◆ **What is expected**: Copy every line of the following data that includes the string "avatar".

◆ **Source data**:

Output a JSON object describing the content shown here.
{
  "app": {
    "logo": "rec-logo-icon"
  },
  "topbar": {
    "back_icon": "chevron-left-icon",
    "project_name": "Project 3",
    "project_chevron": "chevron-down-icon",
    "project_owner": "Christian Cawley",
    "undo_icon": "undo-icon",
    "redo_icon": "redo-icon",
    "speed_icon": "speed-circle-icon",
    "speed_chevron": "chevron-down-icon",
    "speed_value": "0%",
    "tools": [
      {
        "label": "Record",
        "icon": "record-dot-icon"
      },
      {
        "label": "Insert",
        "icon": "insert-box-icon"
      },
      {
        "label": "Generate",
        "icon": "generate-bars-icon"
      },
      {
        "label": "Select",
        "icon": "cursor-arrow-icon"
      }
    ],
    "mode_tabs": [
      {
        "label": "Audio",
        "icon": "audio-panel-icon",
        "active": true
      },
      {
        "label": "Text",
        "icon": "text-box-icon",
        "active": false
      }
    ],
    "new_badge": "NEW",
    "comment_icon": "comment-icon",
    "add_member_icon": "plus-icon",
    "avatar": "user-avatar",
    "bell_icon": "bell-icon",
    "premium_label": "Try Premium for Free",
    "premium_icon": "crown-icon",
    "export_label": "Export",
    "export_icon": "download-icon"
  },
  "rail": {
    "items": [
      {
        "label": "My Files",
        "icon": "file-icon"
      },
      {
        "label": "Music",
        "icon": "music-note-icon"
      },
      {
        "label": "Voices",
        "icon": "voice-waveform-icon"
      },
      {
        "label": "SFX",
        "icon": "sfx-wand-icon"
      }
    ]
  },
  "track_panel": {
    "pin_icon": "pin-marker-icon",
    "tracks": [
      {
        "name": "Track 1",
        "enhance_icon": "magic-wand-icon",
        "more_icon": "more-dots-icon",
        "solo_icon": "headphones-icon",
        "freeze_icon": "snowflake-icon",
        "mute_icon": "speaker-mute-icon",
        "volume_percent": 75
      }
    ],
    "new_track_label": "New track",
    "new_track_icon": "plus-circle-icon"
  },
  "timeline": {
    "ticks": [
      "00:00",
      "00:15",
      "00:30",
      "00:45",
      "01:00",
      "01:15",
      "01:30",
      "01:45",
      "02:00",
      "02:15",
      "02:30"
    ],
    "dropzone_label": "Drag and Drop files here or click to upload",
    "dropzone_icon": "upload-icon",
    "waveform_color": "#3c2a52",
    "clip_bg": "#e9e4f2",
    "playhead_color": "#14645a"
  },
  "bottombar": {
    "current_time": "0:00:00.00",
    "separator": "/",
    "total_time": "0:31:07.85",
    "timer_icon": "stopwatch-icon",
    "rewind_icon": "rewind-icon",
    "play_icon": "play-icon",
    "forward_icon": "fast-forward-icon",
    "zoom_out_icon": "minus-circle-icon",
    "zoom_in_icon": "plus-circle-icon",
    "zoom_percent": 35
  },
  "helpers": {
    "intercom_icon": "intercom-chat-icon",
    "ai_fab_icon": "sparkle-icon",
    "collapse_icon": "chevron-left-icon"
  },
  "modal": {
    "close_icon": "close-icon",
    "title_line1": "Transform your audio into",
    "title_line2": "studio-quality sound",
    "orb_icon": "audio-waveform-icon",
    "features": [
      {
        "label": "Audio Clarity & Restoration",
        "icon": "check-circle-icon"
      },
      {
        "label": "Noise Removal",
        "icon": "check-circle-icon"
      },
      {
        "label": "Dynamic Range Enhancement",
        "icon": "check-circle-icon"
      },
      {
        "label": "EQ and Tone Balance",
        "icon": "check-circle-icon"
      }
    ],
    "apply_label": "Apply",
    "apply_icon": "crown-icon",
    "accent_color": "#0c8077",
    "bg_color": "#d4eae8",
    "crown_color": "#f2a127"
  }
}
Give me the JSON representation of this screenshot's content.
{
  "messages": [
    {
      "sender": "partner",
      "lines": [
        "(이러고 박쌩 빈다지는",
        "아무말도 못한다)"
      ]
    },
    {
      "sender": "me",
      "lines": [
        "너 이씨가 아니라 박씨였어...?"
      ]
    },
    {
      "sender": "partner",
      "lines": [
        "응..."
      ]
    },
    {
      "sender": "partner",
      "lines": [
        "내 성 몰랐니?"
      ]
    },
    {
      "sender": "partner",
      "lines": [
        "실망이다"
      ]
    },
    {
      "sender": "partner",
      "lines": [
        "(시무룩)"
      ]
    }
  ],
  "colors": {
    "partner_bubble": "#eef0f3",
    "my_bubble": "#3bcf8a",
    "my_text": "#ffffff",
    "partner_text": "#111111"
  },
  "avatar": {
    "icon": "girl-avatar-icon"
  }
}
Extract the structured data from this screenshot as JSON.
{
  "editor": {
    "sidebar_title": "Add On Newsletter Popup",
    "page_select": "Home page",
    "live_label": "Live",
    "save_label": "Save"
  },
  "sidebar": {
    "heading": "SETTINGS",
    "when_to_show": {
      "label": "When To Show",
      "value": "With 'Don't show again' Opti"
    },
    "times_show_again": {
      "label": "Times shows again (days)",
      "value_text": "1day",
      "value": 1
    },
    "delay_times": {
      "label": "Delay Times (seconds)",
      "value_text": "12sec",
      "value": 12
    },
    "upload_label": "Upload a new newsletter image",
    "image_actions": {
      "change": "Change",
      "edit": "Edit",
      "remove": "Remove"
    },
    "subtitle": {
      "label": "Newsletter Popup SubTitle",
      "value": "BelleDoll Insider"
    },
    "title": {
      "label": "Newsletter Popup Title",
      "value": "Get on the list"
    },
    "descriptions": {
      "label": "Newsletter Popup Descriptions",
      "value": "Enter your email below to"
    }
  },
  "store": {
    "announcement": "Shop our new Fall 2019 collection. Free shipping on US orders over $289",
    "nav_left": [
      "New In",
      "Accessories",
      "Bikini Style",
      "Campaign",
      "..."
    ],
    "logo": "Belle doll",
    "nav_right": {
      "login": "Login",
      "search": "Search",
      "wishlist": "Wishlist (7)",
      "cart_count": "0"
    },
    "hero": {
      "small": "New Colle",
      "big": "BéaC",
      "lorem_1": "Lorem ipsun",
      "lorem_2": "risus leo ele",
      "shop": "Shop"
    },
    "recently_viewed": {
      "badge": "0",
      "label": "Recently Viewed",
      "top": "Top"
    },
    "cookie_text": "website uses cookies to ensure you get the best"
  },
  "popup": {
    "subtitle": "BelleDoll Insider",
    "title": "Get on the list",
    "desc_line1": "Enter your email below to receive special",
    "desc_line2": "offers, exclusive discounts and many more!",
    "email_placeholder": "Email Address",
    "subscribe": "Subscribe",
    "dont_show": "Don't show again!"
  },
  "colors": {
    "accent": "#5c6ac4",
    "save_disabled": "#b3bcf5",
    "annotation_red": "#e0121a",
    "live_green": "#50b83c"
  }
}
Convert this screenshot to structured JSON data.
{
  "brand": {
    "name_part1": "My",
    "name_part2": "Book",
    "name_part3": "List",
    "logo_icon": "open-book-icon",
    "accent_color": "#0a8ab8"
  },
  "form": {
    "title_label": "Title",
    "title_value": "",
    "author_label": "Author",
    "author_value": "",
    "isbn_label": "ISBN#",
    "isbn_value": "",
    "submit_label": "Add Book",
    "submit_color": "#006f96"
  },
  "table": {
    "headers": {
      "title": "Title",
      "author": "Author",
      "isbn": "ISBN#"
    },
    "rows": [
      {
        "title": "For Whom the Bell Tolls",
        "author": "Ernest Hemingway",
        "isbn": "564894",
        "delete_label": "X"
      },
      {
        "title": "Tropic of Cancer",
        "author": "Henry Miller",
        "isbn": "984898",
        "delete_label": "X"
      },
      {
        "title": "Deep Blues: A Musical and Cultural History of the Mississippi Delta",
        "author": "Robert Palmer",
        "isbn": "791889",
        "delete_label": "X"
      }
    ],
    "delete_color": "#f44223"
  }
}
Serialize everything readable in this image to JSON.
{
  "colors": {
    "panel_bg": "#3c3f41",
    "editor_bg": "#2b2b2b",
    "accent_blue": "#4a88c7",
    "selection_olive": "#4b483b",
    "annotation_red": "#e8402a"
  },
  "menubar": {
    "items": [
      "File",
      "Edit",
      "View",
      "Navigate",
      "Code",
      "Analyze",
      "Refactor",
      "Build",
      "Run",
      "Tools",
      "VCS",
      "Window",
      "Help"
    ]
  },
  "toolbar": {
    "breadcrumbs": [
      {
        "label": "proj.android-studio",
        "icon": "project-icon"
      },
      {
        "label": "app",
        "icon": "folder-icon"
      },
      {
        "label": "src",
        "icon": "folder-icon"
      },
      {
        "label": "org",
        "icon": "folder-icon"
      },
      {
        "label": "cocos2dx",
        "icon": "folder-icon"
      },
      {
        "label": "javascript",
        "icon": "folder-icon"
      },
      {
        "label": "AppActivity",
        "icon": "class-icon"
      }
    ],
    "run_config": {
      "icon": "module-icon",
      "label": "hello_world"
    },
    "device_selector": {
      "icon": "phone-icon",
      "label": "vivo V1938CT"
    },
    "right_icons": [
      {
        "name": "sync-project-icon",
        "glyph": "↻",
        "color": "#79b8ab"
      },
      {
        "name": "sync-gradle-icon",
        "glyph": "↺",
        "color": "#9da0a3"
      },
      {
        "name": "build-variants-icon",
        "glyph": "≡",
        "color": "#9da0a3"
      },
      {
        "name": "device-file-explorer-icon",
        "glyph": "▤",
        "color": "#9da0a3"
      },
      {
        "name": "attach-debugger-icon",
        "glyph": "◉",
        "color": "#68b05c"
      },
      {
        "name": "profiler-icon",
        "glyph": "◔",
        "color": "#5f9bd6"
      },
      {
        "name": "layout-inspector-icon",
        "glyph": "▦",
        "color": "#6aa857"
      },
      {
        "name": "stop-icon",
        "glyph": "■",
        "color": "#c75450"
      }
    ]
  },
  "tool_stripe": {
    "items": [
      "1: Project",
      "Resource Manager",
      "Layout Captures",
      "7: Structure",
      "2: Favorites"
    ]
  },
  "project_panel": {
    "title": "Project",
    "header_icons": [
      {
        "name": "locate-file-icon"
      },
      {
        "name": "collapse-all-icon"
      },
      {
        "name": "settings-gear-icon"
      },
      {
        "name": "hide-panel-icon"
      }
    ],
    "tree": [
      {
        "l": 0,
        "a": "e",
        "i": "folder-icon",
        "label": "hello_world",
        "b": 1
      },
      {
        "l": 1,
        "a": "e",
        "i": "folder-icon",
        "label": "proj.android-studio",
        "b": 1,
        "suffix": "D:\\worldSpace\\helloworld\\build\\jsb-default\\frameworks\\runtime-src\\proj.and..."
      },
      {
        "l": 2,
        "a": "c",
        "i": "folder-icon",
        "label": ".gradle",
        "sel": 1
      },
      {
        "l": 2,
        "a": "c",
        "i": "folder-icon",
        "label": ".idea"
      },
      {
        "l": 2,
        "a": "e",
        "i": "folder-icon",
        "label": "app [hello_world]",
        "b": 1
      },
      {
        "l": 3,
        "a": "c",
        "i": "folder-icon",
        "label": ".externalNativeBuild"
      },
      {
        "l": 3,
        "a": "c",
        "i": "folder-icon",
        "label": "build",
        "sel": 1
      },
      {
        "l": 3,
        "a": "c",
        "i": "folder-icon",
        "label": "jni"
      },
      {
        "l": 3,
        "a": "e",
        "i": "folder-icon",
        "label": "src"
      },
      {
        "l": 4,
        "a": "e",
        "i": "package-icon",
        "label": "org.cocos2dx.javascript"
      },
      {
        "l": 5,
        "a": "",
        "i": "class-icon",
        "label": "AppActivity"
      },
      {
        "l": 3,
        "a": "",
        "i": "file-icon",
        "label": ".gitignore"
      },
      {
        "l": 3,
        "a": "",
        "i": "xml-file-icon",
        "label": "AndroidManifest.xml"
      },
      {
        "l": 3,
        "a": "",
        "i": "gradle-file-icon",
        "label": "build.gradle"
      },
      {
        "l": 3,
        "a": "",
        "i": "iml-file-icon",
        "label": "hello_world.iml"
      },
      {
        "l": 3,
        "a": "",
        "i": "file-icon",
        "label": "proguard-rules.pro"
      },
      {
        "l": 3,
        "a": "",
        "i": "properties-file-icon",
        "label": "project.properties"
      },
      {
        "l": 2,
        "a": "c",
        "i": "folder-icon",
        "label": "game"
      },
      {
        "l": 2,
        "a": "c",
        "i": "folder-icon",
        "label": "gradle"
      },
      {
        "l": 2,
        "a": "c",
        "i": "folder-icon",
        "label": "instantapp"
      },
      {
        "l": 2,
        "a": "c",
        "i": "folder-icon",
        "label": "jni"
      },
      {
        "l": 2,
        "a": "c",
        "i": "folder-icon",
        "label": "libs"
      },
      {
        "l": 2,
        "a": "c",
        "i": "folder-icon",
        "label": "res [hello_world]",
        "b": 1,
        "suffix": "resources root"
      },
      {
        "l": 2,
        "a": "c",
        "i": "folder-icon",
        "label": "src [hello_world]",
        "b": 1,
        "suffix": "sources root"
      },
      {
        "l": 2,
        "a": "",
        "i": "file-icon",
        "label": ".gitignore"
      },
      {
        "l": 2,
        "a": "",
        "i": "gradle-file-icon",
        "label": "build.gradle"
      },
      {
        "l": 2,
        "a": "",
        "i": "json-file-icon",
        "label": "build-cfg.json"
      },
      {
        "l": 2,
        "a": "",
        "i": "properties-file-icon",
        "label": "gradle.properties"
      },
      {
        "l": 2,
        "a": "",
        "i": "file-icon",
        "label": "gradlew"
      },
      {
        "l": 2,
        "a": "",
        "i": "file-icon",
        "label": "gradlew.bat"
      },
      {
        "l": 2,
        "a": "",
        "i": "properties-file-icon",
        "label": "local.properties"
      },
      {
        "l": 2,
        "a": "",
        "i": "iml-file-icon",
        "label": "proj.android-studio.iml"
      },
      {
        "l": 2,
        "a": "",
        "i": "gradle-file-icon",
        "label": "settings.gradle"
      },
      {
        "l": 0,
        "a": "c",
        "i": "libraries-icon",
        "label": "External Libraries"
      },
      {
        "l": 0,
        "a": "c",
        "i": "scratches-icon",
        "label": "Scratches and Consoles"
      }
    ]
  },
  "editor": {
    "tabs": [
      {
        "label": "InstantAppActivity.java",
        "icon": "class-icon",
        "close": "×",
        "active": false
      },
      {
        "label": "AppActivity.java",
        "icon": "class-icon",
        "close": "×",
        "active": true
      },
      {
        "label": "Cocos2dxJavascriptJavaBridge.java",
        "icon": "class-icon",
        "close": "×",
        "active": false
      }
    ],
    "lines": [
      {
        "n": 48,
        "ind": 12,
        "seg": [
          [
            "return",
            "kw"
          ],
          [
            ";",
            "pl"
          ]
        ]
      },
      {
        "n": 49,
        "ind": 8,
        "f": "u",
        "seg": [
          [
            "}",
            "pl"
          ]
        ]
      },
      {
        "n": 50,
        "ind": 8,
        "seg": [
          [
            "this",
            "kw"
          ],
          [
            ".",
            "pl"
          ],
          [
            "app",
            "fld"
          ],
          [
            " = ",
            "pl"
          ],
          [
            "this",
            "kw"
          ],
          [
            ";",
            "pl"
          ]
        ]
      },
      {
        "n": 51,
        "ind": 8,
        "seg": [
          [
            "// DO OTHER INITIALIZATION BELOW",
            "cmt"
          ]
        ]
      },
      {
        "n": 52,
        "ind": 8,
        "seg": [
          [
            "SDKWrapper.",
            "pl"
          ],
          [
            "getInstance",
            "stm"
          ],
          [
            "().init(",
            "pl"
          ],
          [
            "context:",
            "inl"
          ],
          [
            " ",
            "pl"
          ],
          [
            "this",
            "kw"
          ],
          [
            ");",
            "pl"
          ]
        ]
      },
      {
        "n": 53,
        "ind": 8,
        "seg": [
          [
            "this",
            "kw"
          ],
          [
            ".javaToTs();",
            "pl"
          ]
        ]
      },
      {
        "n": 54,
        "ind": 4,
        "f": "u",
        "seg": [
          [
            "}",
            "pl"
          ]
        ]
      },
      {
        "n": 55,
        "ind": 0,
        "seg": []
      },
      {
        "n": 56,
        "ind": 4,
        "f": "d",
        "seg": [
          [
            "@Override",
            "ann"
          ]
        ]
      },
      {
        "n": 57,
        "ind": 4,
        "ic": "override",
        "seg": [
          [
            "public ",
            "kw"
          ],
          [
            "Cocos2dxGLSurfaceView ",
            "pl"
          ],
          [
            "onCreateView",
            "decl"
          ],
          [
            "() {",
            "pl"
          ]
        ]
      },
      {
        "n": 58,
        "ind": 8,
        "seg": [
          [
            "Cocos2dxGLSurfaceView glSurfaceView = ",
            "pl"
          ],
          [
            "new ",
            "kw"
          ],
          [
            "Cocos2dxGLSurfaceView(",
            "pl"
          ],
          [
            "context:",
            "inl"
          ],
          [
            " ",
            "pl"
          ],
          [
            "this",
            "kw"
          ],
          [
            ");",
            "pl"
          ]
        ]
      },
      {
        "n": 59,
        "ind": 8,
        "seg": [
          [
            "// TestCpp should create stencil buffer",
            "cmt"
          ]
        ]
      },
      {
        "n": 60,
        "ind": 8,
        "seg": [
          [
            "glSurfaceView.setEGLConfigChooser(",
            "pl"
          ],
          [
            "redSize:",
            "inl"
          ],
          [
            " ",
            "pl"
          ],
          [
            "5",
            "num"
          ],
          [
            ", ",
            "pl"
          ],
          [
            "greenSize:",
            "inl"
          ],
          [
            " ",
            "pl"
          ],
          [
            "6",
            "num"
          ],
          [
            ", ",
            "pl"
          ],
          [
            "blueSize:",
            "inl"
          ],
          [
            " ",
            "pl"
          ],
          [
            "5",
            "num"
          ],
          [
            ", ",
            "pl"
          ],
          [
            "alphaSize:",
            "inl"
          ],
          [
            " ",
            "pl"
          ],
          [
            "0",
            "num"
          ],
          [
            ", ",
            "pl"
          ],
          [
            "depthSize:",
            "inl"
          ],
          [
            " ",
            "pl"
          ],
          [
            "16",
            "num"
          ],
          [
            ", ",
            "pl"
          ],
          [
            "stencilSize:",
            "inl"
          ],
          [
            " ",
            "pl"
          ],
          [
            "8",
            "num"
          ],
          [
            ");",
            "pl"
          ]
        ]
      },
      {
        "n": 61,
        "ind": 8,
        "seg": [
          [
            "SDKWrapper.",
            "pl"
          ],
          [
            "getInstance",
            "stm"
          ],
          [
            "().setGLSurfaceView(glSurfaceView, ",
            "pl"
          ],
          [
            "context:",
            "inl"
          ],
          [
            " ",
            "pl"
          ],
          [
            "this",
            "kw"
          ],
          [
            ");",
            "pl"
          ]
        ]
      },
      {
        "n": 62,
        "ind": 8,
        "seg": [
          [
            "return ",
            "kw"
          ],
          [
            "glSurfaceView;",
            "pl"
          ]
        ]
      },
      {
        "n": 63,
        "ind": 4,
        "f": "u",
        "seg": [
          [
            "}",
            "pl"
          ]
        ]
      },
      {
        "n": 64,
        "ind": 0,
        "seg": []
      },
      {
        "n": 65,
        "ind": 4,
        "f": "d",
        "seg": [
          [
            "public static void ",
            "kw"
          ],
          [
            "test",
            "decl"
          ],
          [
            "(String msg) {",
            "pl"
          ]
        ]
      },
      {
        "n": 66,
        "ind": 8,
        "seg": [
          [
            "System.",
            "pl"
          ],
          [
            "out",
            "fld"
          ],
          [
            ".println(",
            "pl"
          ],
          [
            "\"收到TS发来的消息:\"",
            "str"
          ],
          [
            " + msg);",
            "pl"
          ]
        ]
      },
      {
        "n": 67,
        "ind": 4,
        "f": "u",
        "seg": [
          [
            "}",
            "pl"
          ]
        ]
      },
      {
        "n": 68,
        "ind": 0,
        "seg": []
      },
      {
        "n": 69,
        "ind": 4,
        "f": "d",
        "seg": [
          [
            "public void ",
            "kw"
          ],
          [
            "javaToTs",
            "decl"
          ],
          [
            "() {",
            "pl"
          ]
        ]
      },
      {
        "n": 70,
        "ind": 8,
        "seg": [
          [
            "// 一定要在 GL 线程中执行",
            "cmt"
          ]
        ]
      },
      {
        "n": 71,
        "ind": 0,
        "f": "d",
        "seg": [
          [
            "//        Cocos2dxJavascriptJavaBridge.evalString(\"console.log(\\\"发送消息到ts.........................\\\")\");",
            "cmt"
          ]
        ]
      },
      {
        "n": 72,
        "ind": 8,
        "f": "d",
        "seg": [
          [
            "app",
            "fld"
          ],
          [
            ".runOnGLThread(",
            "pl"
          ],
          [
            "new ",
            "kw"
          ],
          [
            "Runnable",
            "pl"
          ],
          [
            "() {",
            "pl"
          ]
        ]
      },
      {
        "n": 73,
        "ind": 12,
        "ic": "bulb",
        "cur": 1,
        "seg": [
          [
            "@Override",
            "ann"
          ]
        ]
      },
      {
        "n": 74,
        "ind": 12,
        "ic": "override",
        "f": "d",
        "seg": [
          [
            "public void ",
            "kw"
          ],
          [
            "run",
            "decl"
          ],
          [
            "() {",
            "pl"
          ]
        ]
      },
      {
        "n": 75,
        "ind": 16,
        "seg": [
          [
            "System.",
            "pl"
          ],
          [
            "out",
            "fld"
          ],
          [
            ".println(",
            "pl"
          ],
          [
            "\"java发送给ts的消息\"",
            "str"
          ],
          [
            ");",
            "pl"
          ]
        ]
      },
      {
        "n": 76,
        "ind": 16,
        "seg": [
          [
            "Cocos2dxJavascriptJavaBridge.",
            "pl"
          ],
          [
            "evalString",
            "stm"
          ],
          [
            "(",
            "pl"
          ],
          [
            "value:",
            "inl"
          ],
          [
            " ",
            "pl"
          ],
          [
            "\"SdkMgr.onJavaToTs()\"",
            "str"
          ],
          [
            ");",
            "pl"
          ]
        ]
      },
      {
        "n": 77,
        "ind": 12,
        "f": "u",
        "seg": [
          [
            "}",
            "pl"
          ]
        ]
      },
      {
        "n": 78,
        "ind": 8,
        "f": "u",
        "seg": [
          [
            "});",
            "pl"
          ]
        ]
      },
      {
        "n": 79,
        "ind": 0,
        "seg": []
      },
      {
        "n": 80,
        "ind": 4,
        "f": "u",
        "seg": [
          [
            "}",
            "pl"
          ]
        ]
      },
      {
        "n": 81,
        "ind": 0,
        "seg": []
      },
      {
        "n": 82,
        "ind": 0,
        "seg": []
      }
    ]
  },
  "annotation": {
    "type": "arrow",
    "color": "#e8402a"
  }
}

◆ **Response**:
    "avatar": "user-avatar",
  "avatar": {
    "icon": "girl-avatar-icon"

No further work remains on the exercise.